STATED GOAL » Output the full listing below exactly as it reads, and skip anything that is a picture.

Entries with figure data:

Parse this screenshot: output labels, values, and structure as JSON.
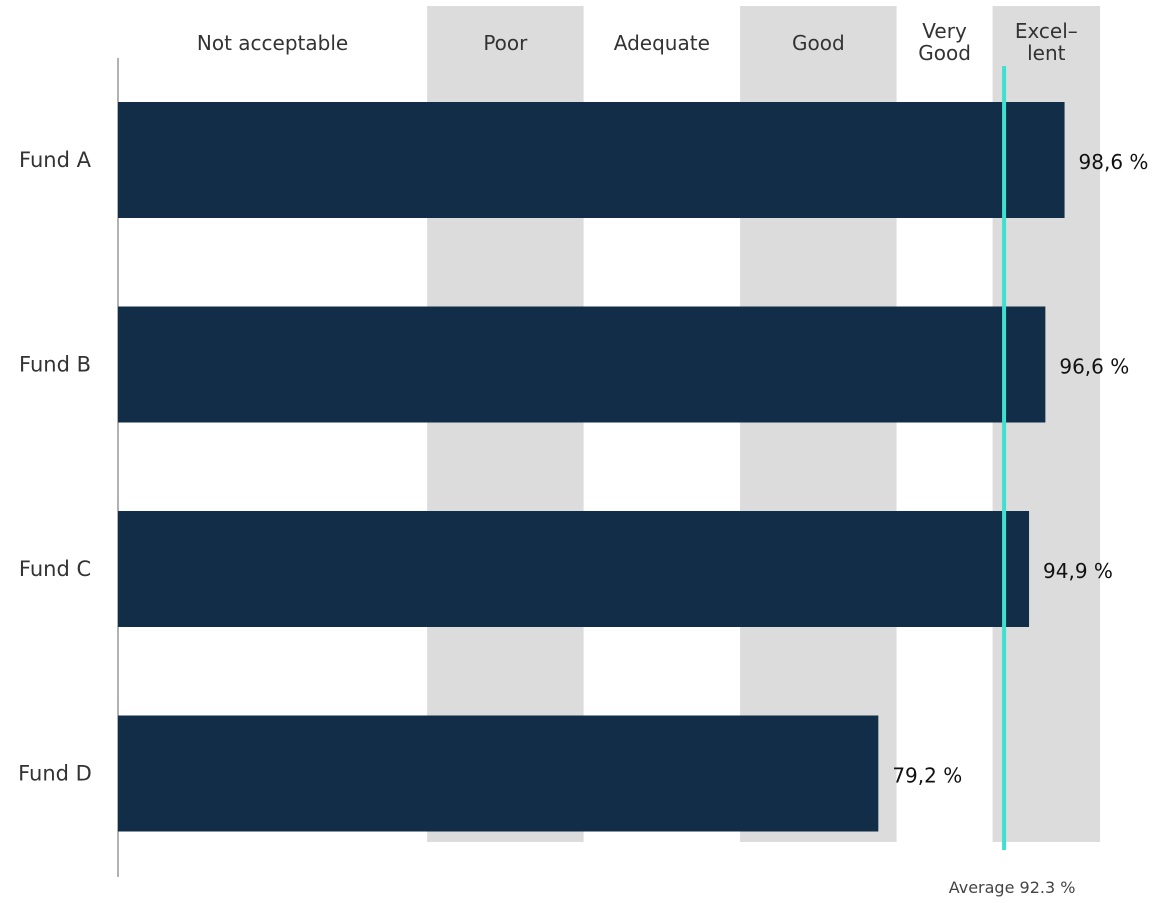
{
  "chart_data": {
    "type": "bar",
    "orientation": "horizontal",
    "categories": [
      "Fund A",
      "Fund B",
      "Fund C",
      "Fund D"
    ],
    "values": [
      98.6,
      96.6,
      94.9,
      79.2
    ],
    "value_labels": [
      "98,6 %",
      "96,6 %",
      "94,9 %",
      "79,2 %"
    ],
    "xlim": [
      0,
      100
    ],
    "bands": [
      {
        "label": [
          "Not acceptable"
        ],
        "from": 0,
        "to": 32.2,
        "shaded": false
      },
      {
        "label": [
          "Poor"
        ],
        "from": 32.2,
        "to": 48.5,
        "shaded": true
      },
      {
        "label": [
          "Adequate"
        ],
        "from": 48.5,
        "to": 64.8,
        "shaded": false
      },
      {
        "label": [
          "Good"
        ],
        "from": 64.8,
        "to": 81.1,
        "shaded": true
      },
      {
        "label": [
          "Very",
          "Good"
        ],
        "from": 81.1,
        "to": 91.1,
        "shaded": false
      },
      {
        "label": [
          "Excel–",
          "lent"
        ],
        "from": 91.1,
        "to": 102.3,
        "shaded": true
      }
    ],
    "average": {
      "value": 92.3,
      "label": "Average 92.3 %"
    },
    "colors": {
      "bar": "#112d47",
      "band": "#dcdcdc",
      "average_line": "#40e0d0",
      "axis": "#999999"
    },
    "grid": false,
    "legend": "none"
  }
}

EXERCISE RESULT »
Parse this screenshot: output labels, values, and structure as JSON.
{
  "chart_data": {
    "type": "bar",
    "orientation": "horizontal",
    "categories": [
      "Fund A",
      "Fund B",
      "Fund C",
      "Fund D"
    ],
    "values": [
      98.6,
      96.6,
      94.9,
      79.2
    ],
    "value_labels": [
      "98,6 %",
      "96,6 %",
      "94,9 %",
      "79,2 %"
    ],
    "xlim": [
      0,
      100
    ],
    "bands": [
      {
        "label": [
          "Not acceptable"
        ],
        "from": 0,
        "to": 32.2,
        "shaded": false
      },
      {
        "label": [
          "Poor"
        ],
        "from": 32.2,
        "to": 48.5,
        "shaded": true
      },
      {
        "label": [
          "Adequate"
        ],
        "from": 48.5,
        "to": 64.8,
        "shaded": false
      },
      {
        "label": [
          "Good"
        ],
        "from": 64.8,
        "to": 81.1,
        "shaded": true
      },
      {
        "label": [
          "Very",
          "Good"
        ],
        "from": 81.1,
        "to": 91.1,
        "shaded": false
      },
      {
        "label": [
          "Excel–",
          "lent"
        ],
        "from": 91.1,
        "to": 102.3,
        "shaded": true
      }
    ],
    "average": {
      "value": 92.3,
      "label": "Average 92.3 %"
    },
    "colors": {
      "bar": "#112d47",
      "band": "#dcdcdc",
      "average_line": "#40e0d0",
      "axis": "#999999"
    },
    "grid": false,
    "legend": "none"
  }
}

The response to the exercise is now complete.